• STATED GOAL:
Could you write out every entry exactly as it stands?

• DATASET EXCERPTS:
○ ○ ○ ○ ○
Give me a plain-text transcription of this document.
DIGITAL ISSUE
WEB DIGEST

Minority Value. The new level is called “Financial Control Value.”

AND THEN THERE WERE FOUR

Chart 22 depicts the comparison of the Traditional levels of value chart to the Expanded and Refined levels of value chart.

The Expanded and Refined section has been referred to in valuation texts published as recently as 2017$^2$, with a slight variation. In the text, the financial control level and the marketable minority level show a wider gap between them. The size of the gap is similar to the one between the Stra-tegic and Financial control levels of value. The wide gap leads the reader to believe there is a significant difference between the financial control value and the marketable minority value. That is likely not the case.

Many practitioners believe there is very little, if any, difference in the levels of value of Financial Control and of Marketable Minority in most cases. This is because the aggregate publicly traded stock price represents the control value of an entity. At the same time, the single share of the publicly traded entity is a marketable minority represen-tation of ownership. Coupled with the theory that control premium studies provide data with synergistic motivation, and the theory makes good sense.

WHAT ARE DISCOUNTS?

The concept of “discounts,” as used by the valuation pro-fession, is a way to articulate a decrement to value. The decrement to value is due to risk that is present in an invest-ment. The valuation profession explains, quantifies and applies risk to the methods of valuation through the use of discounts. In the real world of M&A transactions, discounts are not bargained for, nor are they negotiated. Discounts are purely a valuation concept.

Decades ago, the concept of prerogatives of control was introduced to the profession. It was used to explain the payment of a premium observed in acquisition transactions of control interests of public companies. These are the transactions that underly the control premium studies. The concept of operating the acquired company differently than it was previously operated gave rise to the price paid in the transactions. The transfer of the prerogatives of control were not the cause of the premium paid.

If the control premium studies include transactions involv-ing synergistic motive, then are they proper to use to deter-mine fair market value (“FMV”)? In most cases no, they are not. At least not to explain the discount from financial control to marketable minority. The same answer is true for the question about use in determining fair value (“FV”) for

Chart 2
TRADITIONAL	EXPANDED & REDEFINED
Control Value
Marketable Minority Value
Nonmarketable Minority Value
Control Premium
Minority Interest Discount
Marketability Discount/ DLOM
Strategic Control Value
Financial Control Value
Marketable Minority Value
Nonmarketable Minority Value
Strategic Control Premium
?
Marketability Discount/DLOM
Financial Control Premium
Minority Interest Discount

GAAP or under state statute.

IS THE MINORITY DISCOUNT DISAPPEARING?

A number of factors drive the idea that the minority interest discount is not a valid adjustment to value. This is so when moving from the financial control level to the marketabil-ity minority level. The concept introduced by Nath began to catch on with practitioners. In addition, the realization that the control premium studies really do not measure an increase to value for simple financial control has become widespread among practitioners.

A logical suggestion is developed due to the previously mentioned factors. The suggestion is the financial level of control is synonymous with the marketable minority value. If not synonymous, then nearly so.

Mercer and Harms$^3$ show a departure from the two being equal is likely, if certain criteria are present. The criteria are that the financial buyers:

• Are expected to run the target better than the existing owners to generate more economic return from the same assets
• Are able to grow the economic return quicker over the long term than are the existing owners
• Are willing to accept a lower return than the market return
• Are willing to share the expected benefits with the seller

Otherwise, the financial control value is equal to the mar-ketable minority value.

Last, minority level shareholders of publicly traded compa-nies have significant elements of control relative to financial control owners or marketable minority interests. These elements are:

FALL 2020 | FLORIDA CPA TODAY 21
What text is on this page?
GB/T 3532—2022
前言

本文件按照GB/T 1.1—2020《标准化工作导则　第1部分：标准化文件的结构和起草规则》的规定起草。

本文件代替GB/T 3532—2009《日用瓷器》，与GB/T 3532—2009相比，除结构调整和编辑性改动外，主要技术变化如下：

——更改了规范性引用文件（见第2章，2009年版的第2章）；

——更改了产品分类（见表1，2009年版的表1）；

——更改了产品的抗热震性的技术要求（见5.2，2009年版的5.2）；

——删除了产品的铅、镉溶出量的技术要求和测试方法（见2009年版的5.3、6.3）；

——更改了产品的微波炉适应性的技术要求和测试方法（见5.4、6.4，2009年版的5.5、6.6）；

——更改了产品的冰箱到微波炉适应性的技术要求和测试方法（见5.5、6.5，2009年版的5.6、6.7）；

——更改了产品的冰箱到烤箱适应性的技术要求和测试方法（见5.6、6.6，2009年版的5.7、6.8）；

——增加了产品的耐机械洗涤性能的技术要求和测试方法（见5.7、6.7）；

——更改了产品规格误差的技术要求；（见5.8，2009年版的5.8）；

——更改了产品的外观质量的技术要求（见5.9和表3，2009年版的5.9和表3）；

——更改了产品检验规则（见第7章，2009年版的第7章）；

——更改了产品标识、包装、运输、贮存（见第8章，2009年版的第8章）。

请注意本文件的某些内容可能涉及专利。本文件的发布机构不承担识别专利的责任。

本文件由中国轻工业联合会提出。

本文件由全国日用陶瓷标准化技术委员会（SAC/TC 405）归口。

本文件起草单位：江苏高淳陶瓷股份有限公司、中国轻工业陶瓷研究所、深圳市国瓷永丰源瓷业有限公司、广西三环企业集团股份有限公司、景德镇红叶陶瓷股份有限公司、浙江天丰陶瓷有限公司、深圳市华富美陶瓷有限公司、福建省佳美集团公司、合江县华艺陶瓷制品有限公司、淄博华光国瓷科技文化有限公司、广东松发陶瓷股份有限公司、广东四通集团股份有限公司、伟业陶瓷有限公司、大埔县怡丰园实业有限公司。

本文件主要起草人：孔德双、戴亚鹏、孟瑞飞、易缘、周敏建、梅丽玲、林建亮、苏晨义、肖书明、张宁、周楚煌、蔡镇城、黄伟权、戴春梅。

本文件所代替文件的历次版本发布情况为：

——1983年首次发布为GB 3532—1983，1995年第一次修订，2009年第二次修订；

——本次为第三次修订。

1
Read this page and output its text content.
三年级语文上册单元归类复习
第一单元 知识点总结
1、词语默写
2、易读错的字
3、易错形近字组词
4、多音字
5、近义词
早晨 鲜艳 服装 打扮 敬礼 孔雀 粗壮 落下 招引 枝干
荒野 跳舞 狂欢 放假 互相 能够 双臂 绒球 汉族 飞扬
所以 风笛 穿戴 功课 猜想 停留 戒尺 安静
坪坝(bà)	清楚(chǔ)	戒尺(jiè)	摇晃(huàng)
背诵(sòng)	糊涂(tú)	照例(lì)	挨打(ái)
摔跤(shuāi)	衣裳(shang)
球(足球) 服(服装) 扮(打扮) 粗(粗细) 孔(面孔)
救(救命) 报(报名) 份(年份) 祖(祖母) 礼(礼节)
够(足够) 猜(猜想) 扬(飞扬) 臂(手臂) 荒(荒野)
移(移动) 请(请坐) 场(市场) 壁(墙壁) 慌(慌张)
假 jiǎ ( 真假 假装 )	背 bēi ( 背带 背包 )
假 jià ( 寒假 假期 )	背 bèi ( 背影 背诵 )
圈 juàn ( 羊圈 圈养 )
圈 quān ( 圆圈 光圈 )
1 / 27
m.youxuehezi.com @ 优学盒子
○ ○ ○ ○ ○
• ANSWER BELOW:
Give me a plain-text transcription of this document.
DIGITAL ISSUE
WEB DIGEST

Minority Value. The new level is called “Financial Control Value.”

AND THEN THERE WERE FOUR

Chart 22 depicts the comparison of the Traditional levels of value chart to the Expanded and Refined levels of value chart.

The Expanded and Refined section has been referred to in valuation texts published as recently as 2017$^2$, with a slight variation. In the text, the financial control level and the marketable minority level show a wider gap between them. The size of the gap is similar to the one between the Stra-tegic and Financial control levels of value. The wide gap leads the reader to believe there is a significant difference between the financial control value and the marketable minority value. That is likely not the case.

Many practitioners believe there is very little, if any, difference in the levels of value of Financial Control and of Marketable Minority in most cases. This is because the aggregate publicly traded stock price represents the control value of an entity. At the same time, the single share of the publicly traded entity is a marketable minority represen-tation of ownership. Coupled with the theory that control premium studies provide data with synergistic motivation, and the theory makes good sense.

WHAT ARE DISCOUNTS?

The concept of “discounts,” as used by the valuation pro-fession, is a way to articulate a decrement to value. The decrement to value is due to risk that is present in an invest-ment. The valuation profession explains, quantifies and applies risk to the methods of valuation through the use of discounts. In the real world of M&A transactions, discounts are not bargained for, nor are they negotiated. Discounts are purely a valuation concept.

Decades ago, the concept of prerogatives of control was introduced to the profession. It was used to explain the payment of a premium observed in acquisition transactions of control interests of public companies. These are the transactions that underly the control premium studies. The concept of operating the acquired company differently than it was previously operated gave rise to the price paid in the transactions. The transfer of the prerogatives of control were not the cause of the premium paid.

If the control premium studies include transactions involv-ing synergistic motive, then are they proper to use to deter-mine fair market value (“FMV”)? In most cases no, they are not. At least not to explain the discount from financial control to marketable minority. The same answer is true for the question about use in determining fair value (“FV”) for

Chart 2
TRADITIONAL	EXPANDED & REDEFINED
Control Value
Marketable Minority Value
Nonmarketable Minority Value
Control Premium
Minority Interest Discount
Marketability Discount/ DLOM
Strategic Control Value
Financial Control Value
Marketable Minority Value
Nonmarketable Minority Value
Strategic Control Premium
?
Marketability Discount/DLOM
Financial Control Premium
Minority Interest Discount

GAAP or under state statute.

IS THE MINORITY DISCOUNT DISAPPEARING?

A number of factors drive the idea that the minority interest discount is not a valid adjustment to value. This is so when moving from the financial control level to the marketabil-ity minority level. The concept introduced by Nath began to catch on with practitioners. In addition, the realization that the control premium studies really do not measure an increase to value for simple financial control has become widespread among practitioners.

A logical suggestion is developed due to the previously mentioned factors. The suggestion is the financial level of control is synonymous with the marketable minority value. If not synonymous, then nearly so.

Mercer and Harms$^3$ show a departure from the two being equal is likely, if certain criteria are present. The criteria are that the financial buyers:

• Are expected to run the target better than the existing owners to generate more economic return from the same assets
• Are able to grow the economic return quicker over the long term than are the existing owners
• Are willing to accept a lower return than the market return
• Are willing to share the expected benefits with the seller

Otherwise, the financial control value is equal to the mar-ketable minority value.

Last, minority level shareholders of publicly traded compa-nies have significant elements of control relative to financial control owners or marketable minority interests. These elements are:

FALL 2020 | FLORIDA CPA TODAY 21
What text is on this page?
GB/T 3532—2022
前言

本文件按照GB/T 1.1—2020《标准化工作导则　第1部分：标准化文件的结构和起草规则》的规定起草。

本文件代替GB/T 3532—2009《日用瓷器》，与GB/T 3532—2009相比，除结构调整和编辑性改动外，主要技术变化如下：

——更改了规范性引用文件（见第2章，2009年版的第2章）；

——更改了产品分类（见表1，2009年版的表1）；

——更改了产品的抗热震性的技术要求（见5.2，2009年版的5.2）；

——删除了产品的铅、镉溶出量的技术要求和测试方法（见2009年版的5.3、6.3）；

——更改了产品的微波炉适应性的技术要求和测试方法（见5.4、6.4，2009年版的5.5、6.6）；

——更改了产品的冰箱到微波炉适应性的技术要求和测试方法（见5.5、6.5，2009年版的5.6、6.7）；

——更改了产品的冰箱到烤箱适应性的技术要求和测试方法（见5.6、6.6，2009年版的5.7、6.8）；

——增加了产品的耐机械洗涤性能的技术要求和测试方法（见5.7、6.7）；

——更改了产品规格误差的技术要求；（见5.8，2009年版的5.8）；

——更改了产品的外观质量的技术要求（见5.9和表3，2009年版的5.9和表3）；

——更改了产品检验规则（见第7章，2009年版的第7章）；

——更改了产品标识、包装、运输、贮存（见第8章，2009年版的第8章）。

请注意本文件的某些内容可能涉及专利。本文件的发布机构不承担识别专利的责任。

本文件由中国轻工业联合会提出。

本文件由全国日用陶瓷标准化技术委员会（SAC/TC 405）归口。

本文件起草单位：江苏高淳陶瓷股份有限公司、中国轻工业陶瓷研究所、深圳市国瓷永丰源瓷业有限公司、广西三环企业集团股份有限公司、景德镇红叶陶瓷股份有限公司、浙江天丰陶瓷有限公司、深圳市华富美陶瓷有限公司、福建省佳美集团公司、合江县华艺陶瓷制品有限公司、淄博华光国瓷科技文化有限公司、广东松发陶瓷股份有限公司、广东四通集团股份有限公司、伟业陶瓷有限公司、大埔县怡丰园实业有限公司。

本文件主要起草人：孔德双、戴亚鹏、孟瑞飞、易缘、周敏建、梅丽玲、林建亮、苏晨义、肖书明、张宁、周楚煌、蔡镇城、黄伟权、戴春梅。

本文件所代替文件的历次版本发布情况为：

——1983年首次发布为GB 3532—1983，1995年第一次修订，2009年第二次修订；

——本次为第三次修订。

1
Read this page and output its text content.
三年级语文上册单元归类复习
第一单元 知识点总结
1、词语默写
2、易读错的字
3、易错形近字组词
4、多音字
5、近义词
早晨 鲜艳 服装 打扮 敬礼 孔雀 粗壮 落下 招引 枝干
荒野 跳舞 狂欢 放假 互相 能够 双臂 绒球 汉族 飞扬
所以 风笛 穿戴 功课 猜想 停留 戒尺 安静
坪坝(bà)	清楚(chǔ)	戒尺(jiè)	摇晃(huàng)
背诵(sòng)	糊涂(tú)	照例(lì)	挨打(ái)
摔跤(shuāi)	衣裳(shang)
球(足球) 服(服装) 扮(打扮) 粗(粗细) 孔(面孔)
救(救命) 报(报名) 份(年份) 祖(祖母) 礼(礼节)
够(足够) 猜(猜想) 扬(飞扬) 臂(手臂) 荒(荒野)
移(移动) 请(请坐) 场(市场) 壁(墙壁) 慌(慌张)
假 jiǎ ( 真假 假装 )	背 bēi ( 背带 背包 )
假 jià ( 寒假 假期 )	背 bèi ( 背影 背诵 )
圈 juàn ( 羊圈 圈养 )
圈 quān ( 圆圈 光圈 )
1 / 27
m.youxuehezi.com @ 优学盒子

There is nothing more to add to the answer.